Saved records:
----------

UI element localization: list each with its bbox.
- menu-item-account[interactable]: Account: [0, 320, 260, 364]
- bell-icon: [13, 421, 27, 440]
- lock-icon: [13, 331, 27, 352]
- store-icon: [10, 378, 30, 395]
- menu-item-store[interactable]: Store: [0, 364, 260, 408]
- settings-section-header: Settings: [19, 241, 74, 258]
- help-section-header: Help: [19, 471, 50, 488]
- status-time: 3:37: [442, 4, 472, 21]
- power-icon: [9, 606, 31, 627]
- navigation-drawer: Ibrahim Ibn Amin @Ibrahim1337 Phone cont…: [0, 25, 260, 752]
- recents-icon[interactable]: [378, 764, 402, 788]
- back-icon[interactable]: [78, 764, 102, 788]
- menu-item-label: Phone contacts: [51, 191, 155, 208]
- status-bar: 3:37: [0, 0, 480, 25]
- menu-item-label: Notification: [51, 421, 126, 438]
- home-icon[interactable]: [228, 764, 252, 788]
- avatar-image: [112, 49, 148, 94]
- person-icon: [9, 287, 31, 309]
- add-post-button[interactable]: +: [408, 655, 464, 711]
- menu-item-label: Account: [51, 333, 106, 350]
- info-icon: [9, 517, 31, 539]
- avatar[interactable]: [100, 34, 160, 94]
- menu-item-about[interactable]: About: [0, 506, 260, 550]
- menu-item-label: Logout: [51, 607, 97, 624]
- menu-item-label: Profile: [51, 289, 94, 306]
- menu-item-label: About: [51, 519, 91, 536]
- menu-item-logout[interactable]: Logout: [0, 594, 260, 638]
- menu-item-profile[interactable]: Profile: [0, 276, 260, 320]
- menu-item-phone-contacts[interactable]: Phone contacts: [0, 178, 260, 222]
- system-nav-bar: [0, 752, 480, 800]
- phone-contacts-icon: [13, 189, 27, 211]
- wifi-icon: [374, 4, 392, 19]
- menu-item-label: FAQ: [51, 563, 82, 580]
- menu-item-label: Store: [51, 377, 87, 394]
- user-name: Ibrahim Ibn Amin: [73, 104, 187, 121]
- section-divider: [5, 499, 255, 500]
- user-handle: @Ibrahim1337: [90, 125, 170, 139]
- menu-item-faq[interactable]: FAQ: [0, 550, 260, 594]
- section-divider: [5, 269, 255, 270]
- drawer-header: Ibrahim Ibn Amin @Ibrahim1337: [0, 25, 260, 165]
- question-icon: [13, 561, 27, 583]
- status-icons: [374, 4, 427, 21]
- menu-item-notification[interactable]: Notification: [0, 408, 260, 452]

----------

Exercise directions:
Reproduce all of the lines above word for word, from the first to the last.

Answer for the task:
UI element localization: list each with its bbox.
- menu-item-account[interactable]: Account: [0, 320, 260, 364]
- bell-icon: [13, 421, 27, 440]
- lock-icon: [13, 331, 27, 352]
- store-icon: [10, 378, 30, 395]
- menu-item-store[interactable]: Store: [0, 364, 260, 408]
- settings-section-header: Settings: [19, 241, 74, 258]
- help-section-header: Help: [19, 471, 50, 488]
- status-time: 3:37: [442, 4, 472, 21]
- power-icon: [9, 606, 31, 627]
- navigation-drawer: Ibrahim Ibn Amin @Ibrahim1337 Phone cont…: [0, 25, 260, 752]
- recents-icon[interactable]: [378, 764, 402, 788]
- back-icon[interactable]: [78, 764, 102, 788]
- menu-item-label: Phone contacts: [51, 191, 155, 208]
- status-bar: 3:37: [0, 0, 480, 25]
- menu-item-label: Notification: [51, 421, 126, 438]
- home-icon[interactable]: [228, 764, 252, 788]
- avatar-image: [112, 49, 148, 94]
- person-icon: [9, 287, 31, 309]
- add-post-button[interactable]: +: [408, 655, 464, 711]
- menu-item-label: Account: [51, 333, 106, 350]
- info-icon: [9, 517, 31, 539]
- avatar[interactable]: [100, 34, 160, 94]
- menu-item-about[interactable]: About: [0, 506, 260, 550]
- menu-item-label: Logout: [51, 607, 97, 624]
- menu-item-label: Profile: [51, 289, 94, 306]
- menu-item-label: About: [51, 519, 91, 536]
- menu-item-logout[interactable]: Logout: [0, 594, 260, 638]
- menu-item-profile[interactable]: Profile: [0, 276, 260, 320]
- menu-item-phone-contacts[interactable]: Phone contacts: [0, 178, 260, 222]
- system-nav-bar: [0, 752, 480, 800]
- phone-contacts-icon: [13, 189, 27, 211]
- wifi-icon: [374, 4, 392, 19]
- menu-item-label: FAQ: [51, 563, 82, 580]
- menu-item-label: Store: [51, 377, 87, 394]
- user-name: Ibrahim Ibn Amin: [73, 104, 187, 121]
- section-divider: [5, 499, 255, 500]
- user-handle: @Ibrahim1337: [90, 125, 170, 139]
- menu-item-faq[interactable]: FAQ: [0, 550, 260, 594]
- section-divider: [5, 269, 255, 270]
- drawer-header: Ibrahim Ibn Amin @Ibrahim1337: [0, 25, 260, 165]
- question-icon: [13, 561, 27, 583]
- status-icons: [374, 4, 427, 21]
- menu-item-notification[interactable]: Notification: [0, 408, 260, 452]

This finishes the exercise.